* [THE EXERCISE]
Rewrite all of the material below as a numbered list, leaving out any blank lines.

==================================================

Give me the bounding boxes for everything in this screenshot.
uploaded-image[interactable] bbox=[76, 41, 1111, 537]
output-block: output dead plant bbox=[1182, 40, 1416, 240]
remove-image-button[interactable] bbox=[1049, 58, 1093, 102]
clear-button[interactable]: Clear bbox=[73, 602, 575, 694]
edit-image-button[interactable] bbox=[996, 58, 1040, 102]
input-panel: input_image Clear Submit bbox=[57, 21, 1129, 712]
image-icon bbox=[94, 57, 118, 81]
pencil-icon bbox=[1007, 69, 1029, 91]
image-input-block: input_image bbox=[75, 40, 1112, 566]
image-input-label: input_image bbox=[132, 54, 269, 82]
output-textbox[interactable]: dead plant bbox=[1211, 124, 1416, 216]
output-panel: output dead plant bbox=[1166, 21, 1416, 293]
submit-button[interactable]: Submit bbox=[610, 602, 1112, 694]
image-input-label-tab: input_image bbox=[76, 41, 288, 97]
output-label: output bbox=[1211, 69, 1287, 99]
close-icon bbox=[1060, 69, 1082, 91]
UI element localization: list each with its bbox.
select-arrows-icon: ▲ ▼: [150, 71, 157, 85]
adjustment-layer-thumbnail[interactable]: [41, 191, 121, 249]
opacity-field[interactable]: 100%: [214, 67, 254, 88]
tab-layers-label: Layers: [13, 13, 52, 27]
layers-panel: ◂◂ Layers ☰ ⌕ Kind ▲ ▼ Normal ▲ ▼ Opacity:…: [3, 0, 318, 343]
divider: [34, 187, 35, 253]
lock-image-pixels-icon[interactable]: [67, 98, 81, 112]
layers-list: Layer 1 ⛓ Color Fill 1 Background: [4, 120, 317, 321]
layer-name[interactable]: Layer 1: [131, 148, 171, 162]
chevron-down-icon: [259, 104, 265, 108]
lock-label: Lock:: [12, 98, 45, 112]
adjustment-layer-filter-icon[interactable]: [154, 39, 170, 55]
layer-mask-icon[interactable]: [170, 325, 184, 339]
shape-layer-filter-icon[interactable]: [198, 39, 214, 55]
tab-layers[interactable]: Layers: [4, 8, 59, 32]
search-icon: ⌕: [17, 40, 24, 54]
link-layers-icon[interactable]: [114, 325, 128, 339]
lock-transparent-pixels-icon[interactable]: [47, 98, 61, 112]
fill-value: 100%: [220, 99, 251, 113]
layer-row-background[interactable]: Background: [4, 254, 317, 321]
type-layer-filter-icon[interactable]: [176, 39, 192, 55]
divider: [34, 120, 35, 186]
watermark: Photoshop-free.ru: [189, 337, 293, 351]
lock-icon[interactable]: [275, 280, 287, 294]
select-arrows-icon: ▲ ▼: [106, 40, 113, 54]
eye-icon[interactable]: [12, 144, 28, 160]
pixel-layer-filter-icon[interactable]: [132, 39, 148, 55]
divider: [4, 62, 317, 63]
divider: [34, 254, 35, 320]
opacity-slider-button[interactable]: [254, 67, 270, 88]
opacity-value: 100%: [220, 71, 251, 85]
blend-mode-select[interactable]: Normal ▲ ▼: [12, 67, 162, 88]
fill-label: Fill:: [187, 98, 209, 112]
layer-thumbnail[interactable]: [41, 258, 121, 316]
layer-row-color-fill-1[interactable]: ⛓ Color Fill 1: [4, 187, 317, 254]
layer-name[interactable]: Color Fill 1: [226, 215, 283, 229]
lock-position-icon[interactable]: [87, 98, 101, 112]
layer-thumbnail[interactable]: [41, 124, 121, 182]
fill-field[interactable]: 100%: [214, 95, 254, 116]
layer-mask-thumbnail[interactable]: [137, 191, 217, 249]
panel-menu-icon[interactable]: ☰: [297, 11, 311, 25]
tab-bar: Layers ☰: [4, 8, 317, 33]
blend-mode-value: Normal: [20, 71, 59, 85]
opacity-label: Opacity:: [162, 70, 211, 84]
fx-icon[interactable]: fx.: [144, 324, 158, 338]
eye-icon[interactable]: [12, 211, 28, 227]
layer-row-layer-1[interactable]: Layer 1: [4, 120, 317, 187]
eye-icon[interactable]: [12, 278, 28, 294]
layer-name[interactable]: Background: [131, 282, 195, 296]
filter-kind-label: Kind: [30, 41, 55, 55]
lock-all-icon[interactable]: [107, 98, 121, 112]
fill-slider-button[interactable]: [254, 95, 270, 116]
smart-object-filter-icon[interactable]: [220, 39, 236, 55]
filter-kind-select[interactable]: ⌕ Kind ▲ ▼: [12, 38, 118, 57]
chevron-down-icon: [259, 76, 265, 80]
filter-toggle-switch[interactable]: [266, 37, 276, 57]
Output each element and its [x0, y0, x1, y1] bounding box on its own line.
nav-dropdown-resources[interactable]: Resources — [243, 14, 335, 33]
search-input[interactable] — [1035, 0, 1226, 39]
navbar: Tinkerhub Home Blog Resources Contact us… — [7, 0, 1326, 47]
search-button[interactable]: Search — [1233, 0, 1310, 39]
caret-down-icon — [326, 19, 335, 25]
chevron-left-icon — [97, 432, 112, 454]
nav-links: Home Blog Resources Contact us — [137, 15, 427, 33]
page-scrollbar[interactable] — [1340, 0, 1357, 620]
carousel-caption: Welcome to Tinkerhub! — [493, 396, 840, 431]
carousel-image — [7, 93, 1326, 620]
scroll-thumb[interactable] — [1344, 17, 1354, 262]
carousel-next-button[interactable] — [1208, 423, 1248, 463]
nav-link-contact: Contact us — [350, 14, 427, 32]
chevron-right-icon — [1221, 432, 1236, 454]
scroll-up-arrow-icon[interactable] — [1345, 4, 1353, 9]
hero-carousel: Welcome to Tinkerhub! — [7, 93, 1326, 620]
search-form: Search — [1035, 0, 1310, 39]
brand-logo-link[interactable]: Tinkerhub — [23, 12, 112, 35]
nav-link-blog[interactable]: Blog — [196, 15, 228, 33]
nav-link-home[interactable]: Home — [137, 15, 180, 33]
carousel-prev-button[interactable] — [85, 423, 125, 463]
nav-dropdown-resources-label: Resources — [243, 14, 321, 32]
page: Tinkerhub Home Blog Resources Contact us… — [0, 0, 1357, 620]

==================================================

* [SOLUTION TO THIS PROBLEM]
1. Give me the bounding boxes for everything in this screenshot.
2. uploaded-image[interactable] bbox=[76, 41, 1111, 537]
3. output-block: output dead plant bbox=[1182, 40, 1416, 240]
4. remove-image-button[interactable] bbox=[1049, 58, 1093, 102]
5. clear-button[interactable]: Clear bbox=[73, 602, 575, 694]
6. edit-image-button[interactable] bbox=[996, 58, 1040, 102]
7. input-panel: input_image Clear Submit bbox=[57, 21, 1129, 712]
8. image-icon bbox=[94, 57, 118, 81]
9. pencil-icon bbox=[1007, 69, 1029, 91]
10. image-input-block: input_image bbox=[75, 40, 1112, 566]
11. image-input-label: input_image bbox=[132, 54, 269, 82]
12. output-textbox[interactable]: dead plant bbox=[1211, 124, 1416, 216]
13. output-panel: output dead plant bbox=[1166, 21, 1416, 293]
14. submit-button[interactable]: Submit bbox=[610, 602, 1112, 694]
15. image-input-label-tab: input_image bbox=[76, 41, 288, 97]
16. output-label: output bbox=[1211, 69, 1287, 99]
17. close-icon bbox=[1060, 69, 1082, 91]
18. UI element localization: list each with its bbox.
19. select-arrows-icon: ▲ ▼: [150, 71, 157, 85]
20. adjustment-layer-thumbnail[interactable]: [41, 191, 121, 249]
21. opacity-field[interactable]: 100%: [214, 67, 254, 88]
22. tab-layers-label: Layers: [13, 13, 52, 27]
23. layers-panel: ◂◂ Layers ☰ ⌕ Kind ▲ ▼ Normal ▲ ▼ Opacity:…: [3, 0, 318, 343]
24. divider: [34, 187, 35, 253]
25. lock-image-pixels-icon[interactable]: [67, 98, 81, 112]
26. layers-list: Layer 1 ⛓ Color Fill 1 Background: [4, 120, 317, 321]
27. layer-name[interactable]: Layer 1: [131, 148, 171, 162]
28. chevron-down-icon: [259, 104, 265, 108]
29. lock-label: Lock:: [12, 98, 45, 112]
30. adjustment-layer-filter-icon[interactable]: [154, 39, 170, 55]
31. layer-mask-icon[interactable]: [170, 325, 184, 339]
32. shape-layer-filter-icon[interactable]: [198, 39, 214, 55]
33. tab-layers[interactable]: Layers: [4, 8, 59, 32]
34. search-icon: ⌕: [17, 40, 24, 54]
35. link-layers-icon[interactable]: [114, 325, 128, 339]
36. lock-transparent-pixels-icon[interactable]: [47, 98, 61, 112]
37. fill-value: 100%: [220, 99, 251, 113]
38. layer-row-background[interactable]: Background: [4, 254, 317, 321]
39. type-layer-filter-icon[interactable]: [176, 39, 192, 55]
40. divider: [34, 120, 35, 186]
41. watermark: Photoshop-free.ru: [189, 337, 293, 351]
42. lock-icon[interactable]: [275, 280, 287, 294]
43. select-arrows-icon: ▲ ▼: [106, 40, 113, 54]
44. eye-icon[interactable]: [12, 144, 28, 160]
45. pixel-layer-filter-icon[interactable]: [132, 39, 148, 55]
46. divider: [4, 62, 317, 63]
47. divider: [34, 254, 35, 320]
48. opacity-slider-button[interactable]: [254, 67, 270, 88]
49. opacity-value: 100%: [220, 71, 251, 85]
50. blend-mode-select[interactable]: Normal ▲ ▼: [12, 67, 162, 88]
51. fill-label: Fill:: [187, 98, 209, 112]
52. layer-thumbnail[interactable]: [41, 258, 121, 316]
53. layer-row-color-fill-1[interactable]: ⛓ Color Fill 1: [4, 187, 317, 254]
54. layer-name[interactable]: Color Fill 1: [226, 215, 283, 229]
55. lock-position-icon[interactable]: [87, 98, 101, 112]
56. layer-thumbnail[interactable]: [41, 124, 121, 182]
57. fill-field[interactable]: 100%: [214, 95, 254, 116]
58. layer-mask-thumbnail[interactable]: [137, 191, 217, 249]
59. panel-menu-icon[interactable]: ☰: [297, 11, 311, 25]
60. tab-bar: Layers ☰: [4, 8, 317, 33]
61. blend-mode-value: Normal: [20, 71, 59, 85]
62. opacity-label: Opacity:: [162, 70, 211, 84]
63. fx-icon[interactable]: fx.: [144, 324, 158, 338]
64. eye-icon[interactable]: [12, 211, 28, 227]
65. layer-row-layer-1[interactable]: Layer 1: [4, 120, 317, 187]
66. eye-icon[interactable]: [12, 278, 28, 294]
67. layer-name[interactable]: Background: [131, 282, 195, 296]
68. filter-kind-label: Kind: [30, 41, 55, 55]
69. lock-all-icon[interactable]: [107, 98, 121, 112]
70. fill-slider-button[interactable]: [254, 95, 270, 116]
71. smart-object-filter-icon[interactable]: [220, 39, 236, 55]
72. filter-kind-select[interactable]: ⌕ Kind ▲ ▼: [12, 38, 118, 57]
73. chevron-down-icon: [259, 76, 265, 80]
74. filter-toggle-switch[interactable]: [266, 37, 276, 57]
75. Output each element and its [x0, y0, x1, y1] bounding box on its own line.
76. nav-dropdown-resources[interactable]: Resources — [243, 14, 335, 33]
77. search-input[interactable] — [1035, 0, 1226, 39]
78. navbar: Tinkerhub Home Blog Resources Contact us… — [7, 0, 1326, 47]
79. search-button[interactable]: Search — [1233, 0, 1310, 39]
80. caret-down-icon — [326, 19, 335, 25]
81. chevron-left-icon — [97, 432, 112, 454]
82. nav-links: Home Blog Resources Contact us — [137, 15, 427, 33]
83. page-scrollbar[interactable] — [1340, 0, 1357, 620]
84. carousel-caption: Welcome to Tinkerhub! — [493, 396, 840, 431]
85. carousel-image — [7, 93, 1326, 620]
86. scroll-thumb[interactable] — [1344, 17, 1354, 262]
87. carousel-next-button[interactable] — [1208, 423, 1248, 463]
88. nav-link-contact: Contact us — [350, 14, 427, 32]
89. chevron-right-icon — [1221, 432, 1236, 454]
90. scroll-up-arrow-icon[interactable] — [1345, 4, 1353, 9]
91. hero-carousel: Welcome to Tinkerhub! — [7, 93, 1326, 620]
92. search-form: Search — [1035, 0, 1310, 39]
93. brand-logo-link[interactable]: Tinkerhub — [23, 12, 112, 35]
94. nav-link-blog[interactable]: Blog — [196, 15, 228, 33]
95. nav-link-home[interactable]: Home — [137, 15, 180, 33]
96. carousel-prev-button[interactable] — [85, 423, 125, 463]
97. nav-dropdown-resources-label: Resources — [243, 14, 321, 32]
98. page: Tinkerhub Home Blog Resources Contact us… — [0, 0, 1357, 620]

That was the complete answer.